◆ **SELECTED PASSAGE**
[Start of section]
Compared to half year ago the usage of mobile novels went up 9%. Today 24.3% read mobile novels on a regular base, compared to 15.3% in late 2008. The most popular mobile novel site is still ‘Mahou no island’ with a market share of 38%. But that’s a big loss compared to a half year ago. Many new novel sites appeared in late 2008 and now have a combined market share of 35%.
Most content of ‘Mahou no island’ and other ‘mobile novel’ sites is produced user-created content. The satisfaction with this content deceased a little bit (-2%) but is still very high (58.9%). By far the most popular mobile novel genre is still ‘romance and love’ with 61%, followed by ‘mystery’ and ‘fantasy’ with only 8%. Research Plus even calls the new media ‘mobile novels’ the new ‘Harlequin’, referring to Harlequin Enterprises Limited, the world leading publisher of series romance and women’s fiction.
I posted this story on my personal blog about 6 month ago and decided to also post it here and update it a little as this topic is becoming more and more mainstream
SNS in Japan
Mixi is Japans most popular SNS service with a claimed market share of close to 70%. When conversation in the media come to SNS, Mixi is also the most mentioned Social Network Service. Mixi had around around 12 million in January 2008 a quite impressive number achieved in less than 3 years. After going public the stock value doubled within 12 hours. Mixi turned into the Japanese showcase for 2.0 success. So far the good part. But looking a bit deeper into the service reveals that the glory days of rising users numbers seem to reached its limit sooner or later. More and more users move and will move away from Mixi looking for alternatives. The reasons: too much little time, too much advertisement, too little added value.
Competitors like Gree, Mobage, S!Town and others offered a wide range of feature right from the start: the possibility to upload and watch videos, other platforms allow users to play games, listen to the playlists of people in their network, locate friends using GPS or even enter into mobile 3D worlds.
Mixi tried to keep-up by introducing video and music functions a few month ago but still Mixi stays what it is: a pure SNS service with some extra services attached to it.
[End of section]
◆ **MATERIAL PROVIDED**
[Start of section]
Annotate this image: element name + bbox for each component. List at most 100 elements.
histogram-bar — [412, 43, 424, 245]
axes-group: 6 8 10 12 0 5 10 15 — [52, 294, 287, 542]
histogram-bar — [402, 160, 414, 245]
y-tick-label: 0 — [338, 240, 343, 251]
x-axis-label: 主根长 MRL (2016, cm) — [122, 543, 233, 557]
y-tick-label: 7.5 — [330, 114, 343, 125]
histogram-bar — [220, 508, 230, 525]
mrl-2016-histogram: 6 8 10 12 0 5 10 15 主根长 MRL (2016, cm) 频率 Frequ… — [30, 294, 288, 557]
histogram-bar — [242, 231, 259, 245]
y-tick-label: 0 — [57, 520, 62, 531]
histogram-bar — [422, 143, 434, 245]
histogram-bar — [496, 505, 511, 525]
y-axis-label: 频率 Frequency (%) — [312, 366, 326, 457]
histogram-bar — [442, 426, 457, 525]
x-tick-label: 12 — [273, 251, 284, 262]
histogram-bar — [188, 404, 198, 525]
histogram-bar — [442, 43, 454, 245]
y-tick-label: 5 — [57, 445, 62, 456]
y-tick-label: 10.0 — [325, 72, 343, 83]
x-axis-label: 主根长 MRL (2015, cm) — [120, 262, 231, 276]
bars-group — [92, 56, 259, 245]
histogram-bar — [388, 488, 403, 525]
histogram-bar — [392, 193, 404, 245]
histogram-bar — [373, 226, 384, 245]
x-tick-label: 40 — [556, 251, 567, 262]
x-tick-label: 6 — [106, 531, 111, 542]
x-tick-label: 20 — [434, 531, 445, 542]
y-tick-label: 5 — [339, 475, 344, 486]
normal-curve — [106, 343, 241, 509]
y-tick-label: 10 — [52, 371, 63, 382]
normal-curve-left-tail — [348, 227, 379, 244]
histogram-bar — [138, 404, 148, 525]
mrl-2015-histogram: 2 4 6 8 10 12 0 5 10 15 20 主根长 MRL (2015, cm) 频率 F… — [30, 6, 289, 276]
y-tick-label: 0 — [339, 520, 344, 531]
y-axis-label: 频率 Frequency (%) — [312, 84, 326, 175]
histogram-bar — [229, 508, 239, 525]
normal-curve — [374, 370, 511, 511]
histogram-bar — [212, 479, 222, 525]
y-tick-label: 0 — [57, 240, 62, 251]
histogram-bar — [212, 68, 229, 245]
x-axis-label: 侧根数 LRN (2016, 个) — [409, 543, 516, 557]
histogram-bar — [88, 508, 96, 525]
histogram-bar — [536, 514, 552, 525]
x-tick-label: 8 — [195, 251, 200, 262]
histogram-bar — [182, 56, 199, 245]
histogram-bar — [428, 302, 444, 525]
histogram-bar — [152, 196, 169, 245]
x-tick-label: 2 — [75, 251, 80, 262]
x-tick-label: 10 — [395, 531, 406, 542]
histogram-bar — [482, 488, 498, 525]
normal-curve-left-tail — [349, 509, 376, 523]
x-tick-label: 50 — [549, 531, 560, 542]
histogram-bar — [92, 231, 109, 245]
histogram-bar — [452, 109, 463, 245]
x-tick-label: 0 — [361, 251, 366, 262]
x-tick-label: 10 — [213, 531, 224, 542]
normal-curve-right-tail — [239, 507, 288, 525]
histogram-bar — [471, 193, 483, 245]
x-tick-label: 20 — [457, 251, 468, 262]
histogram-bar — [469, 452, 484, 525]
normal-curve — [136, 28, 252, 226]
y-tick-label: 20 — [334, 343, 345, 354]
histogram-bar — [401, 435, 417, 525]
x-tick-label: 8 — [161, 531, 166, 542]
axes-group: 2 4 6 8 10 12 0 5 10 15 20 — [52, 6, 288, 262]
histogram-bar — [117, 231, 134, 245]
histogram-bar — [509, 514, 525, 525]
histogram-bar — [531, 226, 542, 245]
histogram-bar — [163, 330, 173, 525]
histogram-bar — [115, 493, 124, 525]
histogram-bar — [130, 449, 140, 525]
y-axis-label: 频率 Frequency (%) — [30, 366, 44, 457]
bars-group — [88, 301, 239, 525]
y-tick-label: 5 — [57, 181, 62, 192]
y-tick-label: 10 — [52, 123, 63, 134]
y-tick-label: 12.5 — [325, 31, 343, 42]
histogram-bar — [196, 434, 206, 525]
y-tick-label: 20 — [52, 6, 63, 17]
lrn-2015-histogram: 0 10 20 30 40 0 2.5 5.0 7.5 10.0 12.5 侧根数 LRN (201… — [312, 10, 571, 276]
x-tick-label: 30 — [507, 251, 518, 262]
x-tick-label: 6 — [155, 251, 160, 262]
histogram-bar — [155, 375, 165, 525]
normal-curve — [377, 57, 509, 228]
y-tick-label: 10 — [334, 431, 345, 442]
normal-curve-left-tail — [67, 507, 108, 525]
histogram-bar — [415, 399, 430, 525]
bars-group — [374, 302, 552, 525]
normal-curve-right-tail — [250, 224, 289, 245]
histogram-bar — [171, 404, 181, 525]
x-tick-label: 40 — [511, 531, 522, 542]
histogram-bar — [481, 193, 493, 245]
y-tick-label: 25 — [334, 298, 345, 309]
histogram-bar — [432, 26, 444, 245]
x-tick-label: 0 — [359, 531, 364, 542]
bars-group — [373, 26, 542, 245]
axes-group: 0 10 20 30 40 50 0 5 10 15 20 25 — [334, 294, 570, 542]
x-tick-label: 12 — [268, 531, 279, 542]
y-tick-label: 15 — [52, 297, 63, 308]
[End of section]
◆ **WORK REQUEST 1**
Reproduce the passage on mobile novels and social networks in Japan word for word, between "Competitors like Gree, Mobage, S!Town" and "mobile 3D worlds.", inclusive.
◆ **WORK REQUEST 2**
Take the piece on Japanese mobile novels and social networking sites further, picking up after its last sentence.

◆ **WRITTEN RESPONSE 1**
Competitors like Gree, Mobage, S!Town and others offered a wide range of feature right from the start: the possibility to upload and watch videos, other platforms allow users to play games, listen to the playlists of people in their network, locate friends using GPS or even enter into mobile 3D worlds.

◆ **WRITTEN RESPONSE 2**
The New Breed
If sheer user number speak for themselves then these two example can show where developments are going:
MobileGameTown (MoBaGe) by DeNA combines casual mobile games and SNS services. Just within less than 6 month registrations surpassed 6.5 million and they are still growing. And different from Mixi (which is web and mobile based) MoBaGe is only available on the mobile phone
“Maho no Island” is a mobile novel platform which allows users to write their own novels on the mobile phone and submit it to the site. The site offers thousands of novels written by users. They even published a book featuring some of the novels and it sold over millions of copies and made it into the best seller charts in Japan. Maho no Island also offers SNS functionalities to its 5.7 million mobile users.
All of these services did not start as a SNS service but they offered a unique value on its own with SNS as an added value to its users. And this is where the trend goes.
For example LISMO, KDDI AU’s mobile music service started to offer a function called “Utatomo” in 2006 for finding people with similar interests based on a users individual play list and their general interests helping the company to increase their overall music sales by 15%.
The time of SNS only services will soon be over. (Expect for maybe specific B2B or special interest SNS offers). In the future a SNS service will not be able to survive simply by providing a social networking functionality as a core service. Instead SNS functions will become part of other services helping to drive personalization (through the data gathered), drive loyalty and in the end to drive sales and generate revenue.